[[ Provided records, beginning ]]

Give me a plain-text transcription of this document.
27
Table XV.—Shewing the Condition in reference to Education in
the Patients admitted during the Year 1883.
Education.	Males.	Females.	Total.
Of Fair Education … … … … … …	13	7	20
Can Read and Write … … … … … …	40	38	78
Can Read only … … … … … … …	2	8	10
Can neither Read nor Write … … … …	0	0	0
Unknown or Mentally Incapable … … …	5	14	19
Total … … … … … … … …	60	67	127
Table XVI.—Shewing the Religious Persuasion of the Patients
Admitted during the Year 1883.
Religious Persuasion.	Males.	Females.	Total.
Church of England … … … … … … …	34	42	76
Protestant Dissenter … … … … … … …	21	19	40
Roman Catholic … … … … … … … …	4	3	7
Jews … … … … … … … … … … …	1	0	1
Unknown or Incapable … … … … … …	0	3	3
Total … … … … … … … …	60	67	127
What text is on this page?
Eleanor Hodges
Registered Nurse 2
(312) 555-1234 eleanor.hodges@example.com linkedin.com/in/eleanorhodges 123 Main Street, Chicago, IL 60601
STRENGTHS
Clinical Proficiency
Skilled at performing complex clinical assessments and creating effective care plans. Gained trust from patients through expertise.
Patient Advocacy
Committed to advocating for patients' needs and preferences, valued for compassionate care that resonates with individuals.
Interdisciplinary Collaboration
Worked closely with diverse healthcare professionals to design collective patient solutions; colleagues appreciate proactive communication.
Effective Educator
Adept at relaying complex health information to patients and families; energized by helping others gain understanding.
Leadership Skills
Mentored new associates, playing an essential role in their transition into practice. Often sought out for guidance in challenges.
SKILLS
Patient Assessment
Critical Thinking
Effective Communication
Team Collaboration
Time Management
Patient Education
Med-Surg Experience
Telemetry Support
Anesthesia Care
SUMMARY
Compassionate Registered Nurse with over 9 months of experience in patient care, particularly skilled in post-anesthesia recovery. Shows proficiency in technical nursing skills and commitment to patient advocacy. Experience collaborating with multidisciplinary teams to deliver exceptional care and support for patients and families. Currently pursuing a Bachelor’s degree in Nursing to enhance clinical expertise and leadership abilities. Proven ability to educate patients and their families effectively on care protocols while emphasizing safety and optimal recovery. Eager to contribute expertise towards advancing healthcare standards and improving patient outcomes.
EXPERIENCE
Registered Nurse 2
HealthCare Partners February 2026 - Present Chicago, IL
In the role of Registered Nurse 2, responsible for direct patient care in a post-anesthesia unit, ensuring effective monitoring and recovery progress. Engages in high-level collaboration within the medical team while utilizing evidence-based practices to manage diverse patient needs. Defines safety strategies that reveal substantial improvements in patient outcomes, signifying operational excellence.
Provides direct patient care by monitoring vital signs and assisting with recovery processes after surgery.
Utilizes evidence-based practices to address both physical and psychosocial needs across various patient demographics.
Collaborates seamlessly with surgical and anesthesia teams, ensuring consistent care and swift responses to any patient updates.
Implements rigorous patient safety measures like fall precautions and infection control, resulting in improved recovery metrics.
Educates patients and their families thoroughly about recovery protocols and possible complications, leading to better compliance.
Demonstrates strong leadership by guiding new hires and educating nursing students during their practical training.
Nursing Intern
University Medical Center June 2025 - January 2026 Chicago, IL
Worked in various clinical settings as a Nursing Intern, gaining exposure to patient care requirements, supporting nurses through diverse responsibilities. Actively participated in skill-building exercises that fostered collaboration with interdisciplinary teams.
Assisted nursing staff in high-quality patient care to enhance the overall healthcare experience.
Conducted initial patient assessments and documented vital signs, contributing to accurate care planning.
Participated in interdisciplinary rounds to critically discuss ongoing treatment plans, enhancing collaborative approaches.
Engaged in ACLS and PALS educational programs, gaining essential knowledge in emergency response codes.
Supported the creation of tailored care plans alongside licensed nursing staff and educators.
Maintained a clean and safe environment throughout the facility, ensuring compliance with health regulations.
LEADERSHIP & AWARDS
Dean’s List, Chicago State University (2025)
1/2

[[ Provided records, end ]]

*Requirement*.
Read through the entries and copy every line that includes "University".

*Response to this task*.
University Medical Center June 2025 - January 2026 Chicago, IL
Dean’s List, Chicago State University (2025)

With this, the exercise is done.